- [Prompt 1] Set down the passage of the piston-core seepage text between "In the early" and "and >100000 as seepage.", inclusive, without changing any wording.
- [Prompt 2] Pick up the piston-core seepage text after its final sentence and keep writing it.

G.A. Cole1, , R. Requejo2, J. DeVay1, A. Yu1, F. Peel1, J. Brooks3, B. Bernard3, J. Zumberge4, and S. Brown4

1BHP Petroleum, 1360 Post Oak Blvd., Suite 500, Houston, TX, 77056

2Geochemical Solutions International, Inc., 2203 Timberloch Place Suite 235, The Woodlands, TX, 77380

3TDI-Brooks International Inc., 1902 Pinon Dr., College Station, TX 77845

4GeoMark Research Inc., 9748 Whithorn Dr., Houston, TX, 77095


In the early days of GoM piston coring, locations were chosen on a grid basis, or selected from loose 2D seismic surveys. Such locations resulted in some seepage “hits”, but the majority had either a background signature or an “anomalous” value that was between a true visible seep and background (using fluorescence intensity and UCM content). A scale based on these early data identified anything <5000-10,000 fluorescence units as background, 10000-100000 as anomalies associated with seepage, and >100000 as seepage.

Using new 3D surveys, it is easier to locate seepage-related seabed features. With better defined seepage sites and an extensive geochemical database, the old scale for background versus anomaly versus seepage has changed. By correlating true seepage to reservoired oil, most “anomalies” are not related to seepage or to the reservoired oils, therefore, NOT related to the subsurface petroleum system. The biomarker signatures can be used to define source origins, and when merged with regional understanding of source rocks in the greater GoM basin, a deepwater source model can be derived. 2D Temispack modeling confirms the seepage results based on a deepwater source rock model placing the primary source centered on the Tithonian with possible secondary source rocks at the MCU and Oxfordian levels.

Based on oil-to-seep correlations, we can demonstrate:

1. that most piston cores <30000-50000 fluorescence (on the old scale) represent background, 30000-100000 are anomalies, and >100000 are “clean” seepage. Only the “cleaqn seepage pistoncore extracts type to reservoired oils.

2. biomarker signatures of most cores with <100000 fluorescence do not correlate to the reservoired oils.

3. geographical differences exist.

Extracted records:

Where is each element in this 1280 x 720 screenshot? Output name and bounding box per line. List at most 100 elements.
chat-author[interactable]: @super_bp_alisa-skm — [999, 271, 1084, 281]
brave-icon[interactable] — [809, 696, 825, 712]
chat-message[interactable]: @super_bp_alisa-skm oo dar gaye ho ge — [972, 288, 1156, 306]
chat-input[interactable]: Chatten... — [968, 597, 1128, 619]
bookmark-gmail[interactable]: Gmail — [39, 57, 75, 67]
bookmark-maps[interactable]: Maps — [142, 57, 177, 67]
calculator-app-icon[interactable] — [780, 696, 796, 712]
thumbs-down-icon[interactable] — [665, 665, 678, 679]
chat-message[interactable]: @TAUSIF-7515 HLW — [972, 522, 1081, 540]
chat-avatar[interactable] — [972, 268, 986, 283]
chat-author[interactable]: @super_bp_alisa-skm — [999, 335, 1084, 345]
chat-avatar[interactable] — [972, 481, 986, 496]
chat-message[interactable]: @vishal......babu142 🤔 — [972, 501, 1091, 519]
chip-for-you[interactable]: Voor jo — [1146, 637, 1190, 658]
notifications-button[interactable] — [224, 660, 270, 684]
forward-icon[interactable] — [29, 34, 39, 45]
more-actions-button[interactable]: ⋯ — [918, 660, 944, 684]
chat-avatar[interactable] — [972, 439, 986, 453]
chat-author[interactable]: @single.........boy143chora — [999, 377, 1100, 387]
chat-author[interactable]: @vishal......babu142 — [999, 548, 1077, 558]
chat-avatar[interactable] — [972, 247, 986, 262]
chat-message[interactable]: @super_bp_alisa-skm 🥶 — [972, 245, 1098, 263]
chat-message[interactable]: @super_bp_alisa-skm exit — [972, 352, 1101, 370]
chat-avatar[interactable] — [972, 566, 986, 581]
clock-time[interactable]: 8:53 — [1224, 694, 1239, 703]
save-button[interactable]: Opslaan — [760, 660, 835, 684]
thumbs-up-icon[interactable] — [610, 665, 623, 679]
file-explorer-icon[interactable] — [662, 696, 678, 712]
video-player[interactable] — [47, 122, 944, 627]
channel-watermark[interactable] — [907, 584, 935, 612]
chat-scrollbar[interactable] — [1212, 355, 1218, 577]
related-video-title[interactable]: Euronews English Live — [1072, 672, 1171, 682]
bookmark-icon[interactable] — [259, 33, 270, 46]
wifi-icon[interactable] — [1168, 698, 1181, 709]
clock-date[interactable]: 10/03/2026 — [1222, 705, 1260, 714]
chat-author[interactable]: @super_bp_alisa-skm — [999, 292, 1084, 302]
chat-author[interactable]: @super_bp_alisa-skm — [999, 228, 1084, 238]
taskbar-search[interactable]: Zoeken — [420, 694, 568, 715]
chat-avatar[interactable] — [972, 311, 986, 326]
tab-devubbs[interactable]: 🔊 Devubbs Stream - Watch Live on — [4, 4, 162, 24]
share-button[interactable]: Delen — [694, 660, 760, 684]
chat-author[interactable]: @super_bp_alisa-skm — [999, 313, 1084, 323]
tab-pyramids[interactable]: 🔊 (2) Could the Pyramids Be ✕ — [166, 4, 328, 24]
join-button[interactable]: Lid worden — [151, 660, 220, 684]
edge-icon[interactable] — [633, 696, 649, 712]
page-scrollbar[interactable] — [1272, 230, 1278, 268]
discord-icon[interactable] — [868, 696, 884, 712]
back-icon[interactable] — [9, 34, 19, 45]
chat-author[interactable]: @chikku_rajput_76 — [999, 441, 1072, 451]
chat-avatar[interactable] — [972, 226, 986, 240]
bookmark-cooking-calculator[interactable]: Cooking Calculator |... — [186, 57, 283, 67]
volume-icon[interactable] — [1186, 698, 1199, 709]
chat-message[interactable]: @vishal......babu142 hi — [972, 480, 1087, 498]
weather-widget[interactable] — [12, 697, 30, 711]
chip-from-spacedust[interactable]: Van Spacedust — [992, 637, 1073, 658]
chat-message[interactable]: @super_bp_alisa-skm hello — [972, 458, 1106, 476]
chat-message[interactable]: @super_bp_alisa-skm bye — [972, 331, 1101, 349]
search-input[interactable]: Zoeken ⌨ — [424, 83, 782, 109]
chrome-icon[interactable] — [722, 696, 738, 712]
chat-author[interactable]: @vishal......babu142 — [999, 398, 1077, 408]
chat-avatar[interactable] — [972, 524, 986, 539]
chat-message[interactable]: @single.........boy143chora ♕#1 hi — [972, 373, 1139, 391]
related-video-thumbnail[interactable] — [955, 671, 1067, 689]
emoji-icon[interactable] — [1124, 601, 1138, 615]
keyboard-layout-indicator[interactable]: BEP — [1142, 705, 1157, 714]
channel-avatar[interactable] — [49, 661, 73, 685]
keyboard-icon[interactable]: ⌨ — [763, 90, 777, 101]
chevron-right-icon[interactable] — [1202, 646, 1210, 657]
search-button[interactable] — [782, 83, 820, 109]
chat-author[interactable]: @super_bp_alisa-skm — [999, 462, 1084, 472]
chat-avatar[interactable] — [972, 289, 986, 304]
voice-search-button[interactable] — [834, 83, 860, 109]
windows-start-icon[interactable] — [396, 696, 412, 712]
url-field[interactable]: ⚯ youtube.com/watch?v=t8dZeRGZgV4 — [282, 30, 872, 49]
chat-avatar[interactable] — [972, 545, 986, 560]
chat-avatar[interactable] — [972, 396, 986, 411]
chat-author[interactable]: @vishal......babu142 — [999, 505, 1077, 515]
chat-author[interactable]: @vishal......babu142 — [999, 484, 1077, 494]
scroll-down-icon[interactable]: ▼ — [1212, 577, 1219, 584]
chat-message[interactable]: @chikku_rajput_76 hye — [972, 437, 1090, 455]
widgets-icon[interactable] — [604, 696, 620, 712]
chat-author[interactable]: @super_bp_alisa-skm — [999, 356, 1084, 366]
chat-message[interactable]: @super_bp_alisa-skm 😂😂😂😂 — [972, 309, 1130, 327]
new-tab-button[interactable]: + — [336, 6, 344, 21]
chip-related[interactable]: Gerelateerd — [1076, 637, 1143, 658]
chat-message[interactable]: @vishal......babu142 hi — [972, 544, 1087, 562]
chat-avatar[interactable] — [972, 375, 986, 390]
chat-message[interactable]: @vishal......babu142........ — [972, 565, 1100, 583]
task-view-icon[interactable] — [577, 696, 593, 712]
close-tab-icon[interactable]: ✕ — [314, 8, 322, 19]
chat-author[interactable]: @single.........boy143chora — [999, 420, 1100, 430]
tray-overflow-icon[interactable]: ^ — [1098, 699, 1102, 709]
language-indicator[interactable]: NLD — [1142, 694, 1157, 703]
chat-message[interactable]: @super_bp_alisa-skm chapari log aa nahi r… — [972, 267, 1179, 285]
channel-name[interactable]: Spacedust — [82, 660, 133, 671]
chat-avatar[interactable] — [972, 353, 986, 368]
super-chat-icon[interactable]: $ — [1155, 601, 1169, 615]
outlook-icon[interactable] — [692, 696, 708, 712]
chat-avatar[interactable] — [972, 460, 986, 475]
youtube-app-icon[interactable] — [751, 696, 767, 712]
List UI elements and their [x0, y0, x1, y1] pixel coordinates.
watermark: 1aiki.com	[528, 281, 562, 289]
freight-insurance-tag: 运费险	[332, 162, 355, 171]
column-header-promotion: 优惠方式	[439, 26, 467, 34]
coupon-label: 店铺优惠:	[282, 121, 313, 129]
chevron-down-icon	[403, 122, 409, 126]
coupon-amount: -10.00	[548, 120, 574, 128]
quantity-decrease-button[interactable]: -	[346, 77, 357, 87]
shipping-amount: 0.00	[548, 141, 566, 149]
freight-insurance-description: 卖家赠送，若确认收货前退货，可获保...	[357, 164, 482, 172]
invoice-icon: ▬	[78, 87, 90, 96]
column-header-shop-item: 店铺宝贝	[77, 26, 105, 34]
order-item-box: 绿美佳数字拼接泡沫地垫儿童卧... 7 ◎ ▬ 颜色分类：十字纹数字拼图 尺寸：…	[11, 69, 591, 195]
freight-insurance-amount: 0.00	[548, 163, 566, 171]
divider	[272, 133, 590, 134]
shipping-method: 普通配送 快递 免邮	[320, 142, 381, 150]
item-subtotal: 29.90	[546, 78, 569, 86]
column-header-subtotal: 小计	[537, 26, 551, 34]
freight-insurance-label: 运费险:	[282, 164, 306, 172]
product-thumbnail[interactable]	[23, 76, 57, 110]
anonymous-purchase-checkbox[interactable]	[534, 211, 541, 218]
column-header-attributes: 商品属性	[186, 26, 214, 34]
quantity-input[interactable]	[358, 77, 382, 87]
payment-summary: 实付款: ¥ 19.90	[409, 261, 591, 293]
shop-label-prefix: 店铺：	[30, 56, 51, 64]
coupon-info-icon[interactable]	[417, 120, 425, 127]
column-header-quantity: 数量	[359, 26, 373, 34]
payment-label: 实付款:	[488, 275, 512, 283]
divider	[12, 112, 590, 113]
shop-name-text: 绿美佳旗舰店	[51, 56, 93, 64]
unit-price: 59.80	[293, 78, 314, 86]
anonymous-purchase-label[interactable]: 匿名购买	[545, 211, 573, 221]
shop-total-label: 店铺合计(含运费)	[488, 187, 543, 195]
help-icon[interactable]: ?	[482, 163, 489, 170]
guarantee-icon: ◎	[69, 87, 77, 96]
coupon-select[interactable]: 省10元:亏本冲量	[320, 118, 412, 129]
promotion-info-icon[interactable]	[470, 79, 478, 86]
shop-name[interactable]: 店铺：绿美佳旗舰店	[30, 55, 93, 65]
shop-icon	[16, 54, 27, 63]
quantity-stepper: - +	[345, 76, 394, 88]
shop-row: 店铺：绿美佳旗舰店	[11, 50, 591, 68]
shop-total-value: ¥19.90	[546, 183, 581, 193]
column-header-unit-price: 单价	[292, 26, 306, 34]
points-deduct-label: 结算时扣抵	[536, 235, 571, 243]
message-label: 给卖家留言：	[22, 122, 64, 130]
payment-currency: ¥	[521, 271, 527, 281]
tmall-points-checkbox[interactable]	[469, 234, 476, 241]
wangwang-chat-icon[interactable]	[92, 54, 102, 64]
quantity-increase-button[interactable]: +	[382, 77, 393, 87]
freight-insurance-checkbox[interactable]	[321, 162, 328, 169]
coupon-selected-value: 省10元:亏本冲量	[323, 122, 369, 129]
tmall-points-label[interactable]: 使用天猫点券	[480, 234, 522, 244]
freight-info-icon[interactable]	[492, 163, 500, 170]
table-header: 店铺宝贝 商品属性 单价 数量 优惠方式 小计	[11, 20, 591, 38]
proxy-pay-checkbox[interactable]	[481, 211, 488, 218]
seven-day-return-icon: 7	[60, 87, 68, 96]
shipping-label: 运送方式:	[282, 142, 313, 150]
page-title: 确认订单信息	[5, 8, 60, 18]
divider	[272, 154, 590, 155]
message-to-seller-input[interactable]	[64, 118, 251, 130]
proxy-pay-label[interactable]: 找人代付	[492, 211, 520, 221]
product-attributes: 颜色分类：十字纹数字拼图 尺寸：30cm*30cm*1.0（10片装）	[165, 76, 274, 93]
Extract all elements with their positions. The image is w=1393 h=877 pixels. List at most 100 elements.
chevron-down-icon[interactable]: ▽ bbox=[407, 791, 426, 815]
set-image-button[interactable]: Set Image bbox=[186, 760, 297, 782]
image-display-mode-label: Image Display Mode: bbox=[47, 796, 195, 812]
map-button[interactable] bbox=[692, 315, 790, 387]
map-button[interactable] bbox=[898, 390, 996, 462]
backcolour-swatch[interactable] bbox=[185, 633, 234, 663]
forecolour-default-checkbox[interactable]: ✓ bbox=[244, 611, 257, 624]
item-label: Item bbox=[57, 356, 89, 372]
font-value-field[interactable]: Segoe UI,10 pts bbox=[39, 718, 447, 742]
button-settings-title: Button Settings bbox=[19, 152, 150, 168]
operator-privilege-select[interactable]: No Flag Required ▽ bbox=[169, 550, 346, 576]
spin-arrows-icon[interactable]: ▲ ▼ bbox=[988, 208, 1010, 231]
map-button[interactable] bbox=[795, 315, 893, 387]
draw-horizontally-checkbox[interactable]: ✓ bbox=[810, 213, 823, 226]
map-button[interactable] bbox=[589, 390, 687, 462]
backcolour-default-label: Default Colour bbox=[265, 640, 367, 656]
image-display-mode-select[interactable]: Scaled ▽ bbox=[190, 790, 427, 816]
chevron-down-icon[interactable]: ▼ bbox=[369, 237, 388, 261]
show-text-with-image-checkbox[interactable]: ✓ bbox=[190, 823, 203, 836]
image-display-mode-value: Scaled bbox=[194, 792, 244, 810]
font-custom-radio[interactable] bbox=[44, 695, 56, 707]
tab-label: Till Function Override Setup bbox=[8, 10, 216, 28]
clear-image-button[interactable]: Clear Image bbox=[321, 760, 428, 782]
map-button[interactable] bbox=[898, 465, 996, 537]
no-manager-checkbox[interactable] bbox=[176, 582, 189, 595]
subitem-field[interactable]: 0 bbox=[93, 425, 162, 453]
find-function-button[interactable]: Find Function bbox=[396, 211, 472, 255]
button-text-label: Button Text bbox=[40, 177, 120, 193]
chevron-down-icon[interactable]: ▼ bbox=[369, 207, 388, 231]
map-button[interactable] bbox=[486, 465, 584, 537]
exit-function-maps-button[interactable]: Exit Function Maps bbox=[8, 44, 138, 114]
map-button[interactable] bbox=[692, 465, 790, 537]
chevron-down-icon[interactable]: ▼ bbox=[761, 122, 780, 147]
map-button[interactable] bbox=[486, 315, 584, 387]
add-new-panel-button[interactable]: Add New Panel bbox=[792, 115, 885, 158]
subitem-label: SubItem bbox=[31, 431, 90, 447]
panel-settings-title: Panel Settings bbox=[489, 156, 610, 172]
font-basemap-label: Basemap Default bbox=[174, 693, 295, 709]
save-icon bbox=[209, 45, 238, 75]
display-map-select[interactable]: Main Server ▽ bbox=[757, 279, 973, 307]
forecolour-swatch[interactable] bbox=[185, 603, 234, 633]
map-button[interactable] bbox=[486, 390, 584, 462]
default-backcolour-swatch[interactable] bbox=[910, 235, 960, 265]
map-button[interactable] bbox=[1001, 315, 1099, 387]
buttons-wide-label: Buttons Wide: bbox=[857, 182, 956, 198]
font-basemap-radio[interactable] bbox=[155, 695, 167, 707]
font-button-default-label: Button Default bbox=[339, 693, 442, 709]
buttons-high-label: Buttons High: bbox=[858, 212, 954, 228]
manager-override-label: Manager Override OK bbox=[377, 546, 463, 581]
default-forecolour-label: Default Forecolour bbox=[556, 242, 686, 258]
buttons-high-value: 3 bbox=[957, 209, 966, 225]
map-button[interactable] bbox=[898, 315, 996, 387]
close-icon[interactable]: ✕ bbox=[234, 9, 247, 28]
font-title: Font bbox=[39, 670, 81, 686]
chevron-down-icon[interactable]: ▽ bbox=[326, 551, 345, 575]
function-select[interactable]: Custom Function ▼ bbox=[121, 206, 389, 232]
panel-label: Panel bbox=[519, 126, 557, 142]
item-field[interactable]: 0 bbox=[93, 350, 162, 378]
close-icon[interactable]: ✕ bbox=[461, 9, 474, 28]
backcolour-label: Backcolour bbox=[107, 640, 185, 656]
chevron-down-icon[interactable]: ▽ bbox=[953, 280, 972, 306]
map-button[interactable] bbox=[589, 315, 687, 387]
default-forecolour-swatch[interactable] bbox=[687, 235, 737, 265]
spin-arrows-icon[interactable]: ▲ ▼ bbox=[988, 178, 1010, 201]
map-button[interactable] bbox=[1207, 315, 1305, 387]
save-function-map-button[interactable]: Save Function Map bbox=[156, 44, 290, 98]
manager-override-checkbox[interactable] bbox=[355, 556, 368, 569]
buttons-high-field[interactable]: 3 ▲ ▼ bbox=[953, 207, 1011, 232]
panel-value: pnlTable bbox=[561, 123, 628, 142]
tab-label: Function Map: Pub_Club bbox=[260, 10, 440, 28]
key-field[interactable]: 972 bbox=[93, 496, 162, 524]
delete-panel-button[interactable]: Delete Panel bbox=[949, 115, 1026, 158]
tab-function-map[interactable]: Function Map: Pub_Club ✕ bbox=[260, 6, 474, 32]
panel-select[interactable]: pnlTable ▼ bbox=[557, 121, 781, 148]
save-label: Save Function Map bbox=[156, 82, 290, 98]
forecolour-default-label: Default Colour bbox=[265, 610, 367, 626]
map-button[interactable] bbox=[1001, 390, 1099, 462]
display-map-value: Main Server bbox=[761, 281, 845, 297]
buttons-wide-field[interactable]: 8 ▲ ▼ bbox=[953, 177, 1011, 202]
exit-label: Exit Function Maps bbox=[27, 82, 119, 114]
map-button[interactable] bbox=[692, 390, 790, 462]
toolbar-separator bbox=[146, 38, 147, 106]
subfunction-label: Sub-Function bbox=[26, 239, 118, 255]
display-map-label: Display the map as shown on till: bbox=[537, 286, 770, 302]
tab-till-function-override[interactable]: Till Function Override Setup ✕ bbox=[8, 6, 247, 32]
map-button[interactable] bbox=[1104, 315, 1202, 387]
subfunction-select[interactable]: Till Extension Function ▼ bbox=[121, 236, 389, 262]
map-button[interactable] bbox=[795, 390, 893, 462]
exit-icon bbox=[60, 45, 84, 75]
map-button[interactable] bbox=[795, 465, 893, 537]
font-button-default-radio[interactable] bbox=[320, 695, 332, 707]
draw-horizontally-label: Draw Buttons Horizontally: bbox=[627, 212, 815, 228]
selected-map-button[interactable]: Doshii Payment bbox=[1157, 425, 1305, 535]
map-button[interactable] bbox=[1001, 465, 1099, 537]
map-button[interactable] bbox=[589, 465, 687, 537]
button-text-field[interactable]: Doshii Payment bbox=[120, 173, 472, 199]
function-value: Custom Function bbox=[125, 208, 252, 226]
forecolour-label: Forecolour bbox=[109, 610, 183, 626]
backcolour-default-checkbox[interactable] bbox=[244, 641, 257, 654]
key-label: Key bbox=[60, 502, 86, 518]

- [Written answer 1]
In the early days of GoM piston coring, locations were chosen on a grid basis, or selected from loose 2D seismic surveys. Such locations resulted in some seepage “hits”, but the majority had either a background signature or an “anomalous” value that was between a true visible seep and background (using fluorescence intensity and UCM content). A scale based on these early data identified anything <5000-10,000 fluorescence units as background, 10000-100000 as anomalies associated with seepage, and >100000 as seepage.

- [Written answer 2]
4. a pervasive background biomarker signature is present across the GoM, related to either river discharge sediments containing extractable oil and/or organic matter, or possible sediment de-watering carrying an oil-like signature, unrelated to the subsurface petroleum system.

5. there is a distinct pattern related to the Mississippi fan. The “background signatures” appear to contain real oil, but do not correlate to the active true seepage.

Using a rigorous approach when interpreting the detailed geochemical data from the piston cores, the “clean” seepage shows a regional trend that can be used to infer source rock type across the deepwater GoM.

Migration of petroleum from source to reservoir to seep contains both lateral and vertical elements based on 2D TemisPack fluid flow models. Vertical flow dominates from the source to the first primary carrier bed. This is followed by lateral flow along the carrier to the structure (though can be modified by GoM overpressures), and then vertical migration dominates again which is controlled by shale capillary pressures and possible faulting issues. Because of the migration controls, true seepage should be predictable, whereas anomalies can be caused by different mechanism not related to hydrocarbon seepage. This is easily observed on present day sea floor bathymetry where shelf slope failures or drainage systems deliver sediments containing extractable oil-like signatures. These signatures, however, are unrelated to the oils from the subsurface petroleum system.